(Records from a collection of figures)

** BEGIN **

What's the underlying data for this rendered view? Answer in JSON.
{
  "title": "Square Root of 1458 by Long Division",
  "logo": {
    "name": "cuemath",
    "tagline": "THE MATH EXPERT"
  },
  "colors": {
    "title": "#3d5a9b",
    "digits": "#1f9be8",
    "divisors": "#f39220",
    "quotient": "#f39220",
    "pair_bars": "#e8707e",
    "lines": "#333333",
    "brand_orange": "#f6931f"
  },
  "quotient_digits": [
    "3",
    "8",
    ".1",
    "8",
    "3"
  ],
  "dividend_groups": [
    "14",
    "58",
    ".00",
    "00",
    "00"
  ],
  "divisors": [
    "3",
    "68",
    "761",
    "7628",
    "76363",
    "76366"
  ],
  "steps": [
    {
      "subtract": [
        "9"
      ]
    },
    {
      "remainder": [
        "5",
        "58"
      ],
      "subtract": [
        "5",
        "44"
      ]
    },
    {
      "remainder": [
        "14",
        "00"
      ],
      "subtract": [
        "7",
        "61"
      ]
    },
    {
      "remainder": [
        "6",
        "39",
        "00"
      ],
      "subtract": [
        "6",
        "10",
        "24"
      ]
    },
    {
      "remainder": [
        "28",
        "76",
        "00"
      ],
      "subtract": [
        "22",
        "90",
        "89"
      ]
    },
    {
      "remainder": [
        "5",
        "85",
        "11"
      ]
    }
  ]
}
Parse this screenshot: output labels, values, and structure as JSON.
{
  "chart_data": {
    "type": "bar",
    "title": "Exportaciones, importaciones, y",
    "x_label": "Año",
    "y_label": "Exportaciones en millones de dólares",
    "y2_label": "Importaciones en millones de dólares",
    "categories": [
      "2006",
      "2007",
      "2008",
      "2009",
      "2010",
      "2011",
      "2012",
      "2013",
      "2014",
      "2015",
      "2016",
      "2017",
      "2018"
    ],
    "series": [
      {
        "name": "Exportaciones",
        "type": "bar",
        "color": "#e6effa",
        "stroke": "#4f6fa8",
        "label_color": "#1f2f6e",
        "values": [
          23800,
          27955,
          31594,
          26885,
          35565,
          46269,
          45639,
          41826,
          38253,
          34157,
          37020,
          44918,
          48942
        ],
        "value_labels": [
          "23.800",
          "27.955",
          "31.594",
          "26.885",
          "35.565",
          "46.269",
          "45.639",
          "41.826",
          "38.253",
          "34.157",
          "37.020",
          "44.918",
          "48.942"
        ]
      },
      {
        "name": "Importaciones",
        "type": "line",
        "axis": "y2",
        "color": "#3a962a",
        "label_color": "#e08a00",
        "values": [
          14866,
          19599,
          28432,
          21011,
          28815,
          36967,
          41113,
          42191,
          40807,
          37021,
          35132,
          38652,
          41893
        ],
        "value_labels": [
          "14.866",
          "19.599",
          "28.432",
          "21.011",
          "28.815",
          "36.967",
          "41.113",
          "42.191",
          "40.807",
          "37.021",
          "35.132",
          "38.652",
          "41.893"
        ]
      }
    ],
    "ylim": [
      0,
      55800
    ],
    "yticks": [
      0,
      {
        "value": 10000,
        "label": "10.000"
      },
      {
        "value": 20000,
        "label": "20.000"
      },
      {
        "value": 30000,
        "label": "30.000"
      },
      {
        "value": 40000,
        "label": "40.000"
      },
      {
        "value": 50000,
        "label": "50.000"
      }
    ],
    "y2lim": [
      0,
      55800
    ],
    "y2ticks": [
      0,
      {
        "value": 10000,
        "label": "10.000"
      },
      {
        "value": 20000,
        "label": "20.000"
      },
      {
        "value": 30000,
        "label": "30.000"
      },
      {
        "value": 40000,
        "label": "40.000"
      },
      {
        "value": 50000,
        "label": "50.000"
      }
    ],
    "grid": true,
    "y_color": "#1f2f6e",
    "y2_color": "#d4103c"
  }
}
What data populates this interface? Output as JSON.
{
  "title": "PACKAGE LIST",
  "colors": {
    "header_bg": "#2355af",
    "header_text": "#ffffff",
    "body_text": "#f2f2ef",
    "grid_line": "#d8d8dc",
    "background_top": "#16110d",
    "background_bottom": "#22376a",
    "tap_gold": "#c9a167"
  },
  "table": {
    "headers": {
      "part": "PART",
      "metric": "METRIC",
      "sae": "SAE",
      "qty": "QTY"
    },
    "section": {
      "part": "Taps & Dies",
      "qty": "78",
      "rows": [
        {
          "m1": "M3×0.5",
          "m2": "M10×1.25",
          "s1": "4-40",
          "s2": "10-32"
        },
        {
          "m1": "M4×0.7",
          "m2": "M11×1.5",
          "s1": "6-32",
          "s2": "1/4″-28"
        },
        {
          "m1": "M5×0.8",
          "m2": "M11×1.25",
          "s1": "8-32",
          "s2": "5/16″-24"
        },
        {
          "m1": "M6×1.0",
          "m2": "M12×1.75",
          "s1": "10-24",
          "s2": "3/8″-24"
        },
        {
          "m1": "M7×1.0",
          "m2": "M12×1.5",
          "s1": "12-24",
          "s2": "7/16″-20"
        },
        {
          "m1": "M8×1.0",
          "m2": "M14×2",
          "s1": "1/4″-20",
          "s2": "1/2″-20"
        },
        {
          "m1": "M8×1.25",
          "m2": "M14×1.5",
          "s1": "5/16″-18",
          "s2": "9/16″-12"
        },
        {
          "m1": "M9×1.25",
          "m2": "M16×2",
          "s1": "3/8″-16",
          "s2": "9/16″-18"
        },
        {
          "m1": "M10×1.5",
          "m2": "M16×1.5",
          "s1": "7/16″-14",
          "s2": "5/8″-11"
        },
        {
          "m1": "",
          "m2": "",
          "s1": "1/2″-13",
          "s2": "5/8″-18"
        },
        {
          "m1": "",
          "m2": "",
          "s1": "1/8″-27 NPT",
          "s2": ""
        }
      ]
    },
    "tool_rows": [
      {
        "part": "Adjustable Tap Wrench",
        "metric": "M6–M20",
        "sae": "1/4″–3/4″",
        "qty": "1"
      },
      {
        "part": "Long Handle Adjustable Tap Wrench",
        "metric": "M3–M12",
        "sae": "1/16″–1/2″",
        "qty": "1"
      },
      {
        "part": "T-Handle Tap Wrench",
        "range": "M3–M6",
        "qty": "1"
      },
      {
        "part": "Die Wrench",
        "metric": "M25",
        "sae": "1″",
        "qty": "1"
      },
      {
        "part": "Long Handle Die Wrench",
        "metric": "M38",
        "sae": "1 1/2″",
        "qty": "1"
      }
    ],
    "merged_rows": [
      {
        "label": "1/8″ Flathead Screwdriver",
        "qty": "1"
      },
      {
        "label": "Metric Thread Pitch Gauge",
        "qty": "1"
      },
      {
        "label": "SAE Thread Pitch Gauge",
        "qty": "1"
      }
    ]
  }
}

** END **

> SET TASK
Copy every record above exactly as it appears.

> REPLY
What's the underlying data for this rendered view? Answer in JSON.
{
  "title": "Square Root of 1458 by Long Division",
  "logo": {
    "name": "cuemath",
    "tagline": "THE MATH EXPERT"
  },
  "colors": {
    "title": "#3d5a9b",
    "digits": "#1f9be8",
    "divisors": "#f39220",
    "quotient": "#f39220",
    "pair_bars": "#e8707e",
    "lines": "#333333",
    "brand_orange": "#f6931f"
  },
  "quotient_digits": [
    "3",
    "8",
    ".1",
    "8",
    "3"
  ],
  "dividend_groups": [
    "14",
    "58",
    ".00",
    "00",
    "00"
  ],
  "divisors": [
    "3",
    "68",
    "761",
    "7628",
    "76363",
    "76366"
  ],
  "steps": [
    {
      "subtract": [
        "9"
      ]
    },
    {
      "remainder": [
        "5",
        "58"
      ],
      "subtract": [
        "5",
        "44"
      ]
    },
    {
      "remainder": [
        "14",
        "00"
      ],
      "subtract": [
        "7",
        "61"
      ]
    },
    {
      "remainder": [
        "6",
        "39",
        "00"
      ],
      "subtract": [
        "6",
        "10",
        "24"
      ]
    },
    {
      "remainder": [
        "28",
        "76",
        "00"
      ],
      "subtract": [
        "22",
        "90",
        "89"
      ]
    },
    {
      "remainder": [
        "5",
        "85",
        "11"
      ]
    }
  ]
}
Parse this screenshot: output labels, values, and structure as JSON.
{
  "chart_data": {
    "type": "bar",
    "title": "Exportaciones, importaciones, y",
    "x_label": "Año",
    "y_label": "Exportaciones en millones de dólares",
    "y2_label": "Importaciones en millones de dólares",
    "categories": [
      "2006",
      "2007",
      "2008",
      "2009",
      "2010",
      "2011",
      "2012",
      "2013",
      "2014",
      "2015",
      "2016",
      "2017",
      "2018"
    ],
    "series": [
      {
        "name": "Exportaciones",
        "type": "bar",
        "color": "#e6effa",
        "stroke": "#4f6fa8",
        "label_color": "#1f2f6e",
        "values": [
          23800,
          27955,
          31594,
          26885,
          35565,
          46269,
          45639,
          41826,
          38253,
          34157,
          37020,
          44918,
          48942
        ],
        "value_labels": [
          "23.800",
          "27.955",
          "31.594",
          "26.885",
          "35.565",
          "46.269",
          "45.639",
          "41.826",
          "38.253",
          "34.157",
          "37.020",
          "44.918",
          "48.942"
        ]
      },
      {
        "name": "Importaciones",
        "type": "line",
        "axis": "y2",
        "color": "#3a962a",
        "label_color": "#e08a00",
        "values": [
          14866,
          19599,
          28432,
          21011,
          28815,
          36967,
          41113,
          42191,
          40807,
          37021,
          35132,
          38652,
          41893
        ],
        "value_labels": [
          "14.866",
          "19.599",
          "28.432",
          "21.011",
          "28.815",
          "36.967",
          "41.113",
          "42.191",
          "40.807",
          "37.021",
          "35.132",
          "38.652",
          "41.893"
        ]
      }
    ],
    "ylim": [
      0,
      55800
    ],
    "yticks": [
      0,
      {
        "value": 10000,
        "label": "10.000"
      },
      {
        "value": 20000,
        "label": "20.000"
      },
      {
        "value": 30000,
        "label": "30.000"
      },
      {
        "value": 40000,
        "label": "40.000"
      },
      {
        "value": 50000,
        "label": "50.000"
      }
    ],
    "y2lim": [
      0,
      55800
    ],
    "y2ticks": [
      0,
      {
        "value": 10000,
        "label": "10.000"
      },
      {
        "value": 20000,
        "label": "20.000"
      },
      {
        "value": 30000,
        "label": "30.000"
      },
      {
        "value": 40000,
        "label": "40.000"
      },
      {
        "value": 50000,
        "label": "50.000"
      }
    ],
    "grid": true,
    "y_color": "#1f2f6e",
    "y2_color": "#d4103c"
  }
}
What data populates this interface? Output as JSON.
{
  "title": "PACKAGE LIST",
  "colors": {
    "header_bg": "#2355af",
    "header_text": "#ffffff",
    "body_text": "#f2f2ef",
    "grid_line": "#d8d8dc",
    "background_top": "#16110d",
    "background_bottom": "#22376a",
    "tap_gold": "#c9a167"
  },
  "table": {
    "headers": {
      "part": "PART",
      "metric": "METRIC",
      "sae": "SAE",
      "qty": "QTY"
    },
    "section": {
      "part": "Taps & Dies",
      "qty": "78",
      "rows": [
        {
          "m1": "M3×0.5",
          "m2": "M10×1.25",
          "s1": "4-40",
          "s2": "10-32"
        },
        {
          "m1": "M4×0.7",
          "m2": "M11×1.5",
          "s1": "6-32",
          "s2": "1/4″-28"
        },
        {
          "m1": "M5×0.8",
          "m2": "M11×1.25",
          "s1": "8-32",
          "s2": "5/16″-24"
        },
        {
          "m1": "M6×1.0",
          "m2": "M12×1.75",
          "s1": "10-24",
          "s2": "3/8″-24"
        },
        {
          "m1": "M7×1.0",
          "m2": "M12×1.5",
          "s1": "12-24",
          "s2": "7/16″-20"
        },
        {
          "m1": "M8×1.0",
          "m2": "M14×2",
          "s1": "1/4″-20",
          "s2": "1/2″-20"
        },
        {
          "m1": "M8×1.25",
          "m2": "M14×1.5",
          "s1": "5/16″-18",
          "s2": "9/16″-12"
        },
        {
          "m1": "M9×1.25",
          "m2": "M16×2",
          "s1": "3/8″-16",
          "s2": "9/16″-18"
        },
        {
          "m1": "M10×1.5",
          "m2": "M16×1.5",
          "s1": "7/16″-14",
          "s2": "5/8″-11"
        },
        {
          "m1": "",
          "m2": "",
          "s1": "1/2″-13",
          "s2": "5/8″-18"
        },
        {
          "m1": "",
          "m2": "",
          "s1": "1/8″-27 NPT",
          "s2": ""
        }
      ]
    },
    "tool_rows": [
      {
        "part": "Adjustable Tap Wrench",
        "metric": "M6–M20",
        "sae": "1/4″–3/4″",
        "qty": "1"
      },
      {
        "part": "Long Handle Adjustable Tap Wrench",
        "metric": "M3–M12",
        "sae": "1/16″–1/2″",
        "qty": "1"
      },
      {
        "part": "T-Handle Tap Wrench",
        "range": "M3–M6",
        "qty": "1"
      },
      {
        "part": "Die Wrench",
        "metric": "M25",
        "sae": "1″",
        "qty": "1"
      },
      {
        "part": "Long Handle Die Wrench",
        "metric": "M38",
        "sae": "1 1/2″",
        "qty": "1"
      }
    ],
    "merged_rows": [
      {
        "label": "1/8″ Flathead Screwdriver",
        "qty": "1"
      },
      {
        "label": "Metric Thread Pitch Gauge",
        "qty": "1"
      },
      {
        "label": "SAE Thread Pitch Gauge",
        "qty": "1"
      }
    ]
  }
}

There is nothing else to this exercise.